To do: Nothing in the records may be left out or altered; reproduce them all exactly.

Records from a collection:
※ ※ ※

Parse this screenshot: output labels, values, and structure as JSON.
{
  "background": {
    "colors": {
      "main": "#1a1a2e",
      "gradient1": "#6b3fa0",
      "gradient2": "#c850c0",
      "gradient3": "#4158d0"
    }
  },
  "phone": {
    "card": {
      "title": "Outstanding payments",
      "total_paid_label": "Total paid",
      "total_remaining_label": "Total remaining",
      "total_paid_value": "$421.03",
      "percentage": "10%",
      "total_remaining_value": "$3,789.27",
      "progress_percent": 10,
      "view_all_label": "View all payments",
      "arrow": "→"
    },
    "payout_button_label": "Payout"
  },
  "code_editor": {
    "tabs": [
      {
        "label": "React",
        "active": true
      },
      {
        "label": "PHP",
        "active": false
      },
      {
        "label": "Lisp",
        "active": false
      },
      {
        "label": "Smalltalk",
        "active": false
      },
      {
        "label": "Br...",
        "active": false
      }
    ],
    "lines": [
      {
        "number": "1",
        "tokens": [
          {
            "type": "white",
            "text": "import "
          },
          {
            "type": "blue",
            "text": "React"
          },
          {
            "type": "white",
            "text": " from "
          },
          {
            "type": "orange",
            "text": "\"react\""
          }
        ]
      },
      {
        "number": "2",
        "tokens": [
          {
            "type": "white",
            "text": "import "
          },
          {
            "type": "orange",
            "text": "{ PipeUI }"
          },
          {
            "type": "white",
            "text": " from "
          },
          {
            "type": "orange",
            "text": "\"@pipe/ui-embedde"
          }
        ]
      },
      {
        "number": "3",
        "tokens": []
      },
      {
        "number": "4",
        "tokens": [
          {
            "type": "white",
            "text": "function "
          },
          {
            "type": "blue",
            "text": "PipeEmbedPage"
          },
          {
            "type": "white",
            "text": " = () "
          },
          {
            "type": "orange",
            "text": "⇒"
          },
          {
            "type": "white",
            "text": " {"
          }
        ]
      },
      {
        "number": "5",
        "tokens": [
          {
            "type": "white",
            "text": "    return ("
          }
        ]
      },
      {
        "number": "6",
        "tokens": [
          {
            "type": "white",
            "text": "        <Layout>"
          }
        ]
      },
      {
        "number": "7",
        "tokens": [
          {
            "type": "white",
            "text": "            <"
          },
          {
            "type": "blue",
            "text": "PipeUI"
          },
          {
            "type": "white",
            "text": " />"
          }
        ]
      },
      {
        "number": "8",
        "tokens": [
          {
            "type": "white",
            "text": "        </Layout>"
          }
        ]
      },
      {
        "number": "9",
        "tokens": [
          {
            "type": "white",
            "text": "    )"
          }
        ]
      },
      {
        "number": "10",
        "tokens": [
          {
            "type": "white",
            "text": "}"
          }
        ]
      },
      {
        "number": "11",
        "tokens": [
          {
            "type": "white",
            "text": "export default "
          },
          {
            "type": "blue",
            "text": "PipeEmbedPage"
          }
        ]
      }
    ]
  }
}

※ ※ ※

Written answer:
Parse this screenshot: output labels, values, and structure as JSON.
{
  "background": {
    "colors": {
      "main": "#1a1a2e",
      "gradient1": "#6b3fa0",
      "gradient2": "#c850c0",
      "gradient3": "#4158d0"
    }
  },
  "phone": {
    "card": {
      "title": "Outstanding payments",
      "total_paid_label": "Total paid",
      "total_remaining_label": "Total remaining",
      "total_paid_value": "$421.03",
      "percentage": "10%",
      "total_remaining_value": "$3,789.27",
      "progress_percent": 10,
      "view_all_label": "View all payments",
      "arrow": "→"
    },
    "payout_button_label": "Payout"
  },
  "code_editor": {
    "tabs": [
      {
        "label": "React",
        "active": true
      },
      {
        "label": "PHP",
        "active": false
      },
      {
        "label": "Lisp",
        "active": false
      },
      {
        "label": "Smalltalk",
        "active": false
      },
      {
        "label": "Br...",
        "active": false
      }
    ],
    "lines": [
      {
        "number": "1",
        "tokens": [
          {
            "type": "white",
            "text": "import "
          },
          {
            "type": "blue",
            "text": "React"
          },
          {
            "type": "white",
            "text": " from "
          },
          {
            "type": "orange",
            "text": "\"react\""
          }
        ]
      },
      {
        "number": "2",
        "tokens": [
          {
            "type": "white",
            "text": "import "
          },
          {
            "type": "orange",
            "text": "{ PipeUI }"
          },
          {
            "type": "white",
            "text": " from "
          },
          {
            "type": "orange",
            "text": "\"@pipe/ui-embedde"
          }
        ]
      },
      {
        "number": "3",
        "tokens": []
      },
      {
        "number": "4",
        "tokens": [
          {
            "type": "white",
            "text": "function "
          },
          {
            "type": "blue",
            "text": "PipeEmbedPage"
          },
          {
            "type": "white",
            "text": " = () "
          },
          {
            "type": "orange",
            "text": "⇒"
          },
          {
            "type": "white",
            "text": " {"
          }
        ]
      },
      {
        "number": "5",
        "tokens": [
          {
            "type": "white",
            "text": "    return ("
          }
        ]
      },
      {
        "number": "6",
        "tokens": [
          {
            "type": "white",
            "text": "        <Layout>"
          }
        ]
      },
      {
        "number": "7",
        "tokens": [
          {
            "type": "white",
            "text": "            <"
          },
          {
            "type": "blue",
            "text": "PipeUI"
          },
          {
            "type": "white",
            "text": " />"
          }
        ]
      },
      {
        "number": "8",
        "tokens": [
          {
            "type": "white",
            "text": "        </Layout>"
          }
        ]
      },
      {
        "number": "9",
        "tokens": [
          {
            "type": "white",
            "text": "    )"
          }
        ]
      },
      {
        "number": "10",
        "tokens": [
          {
            "type": "white",
            "text": "}"
          }
        ]
      },
      {
        "number": "11",
        "tokens": [
          {
            "type": "white",
            "text": "export default "
          },
          {
            "type": "blue",
            "text": "PipeEmbedPage"
          }
        ]
      }
    ]
  }
}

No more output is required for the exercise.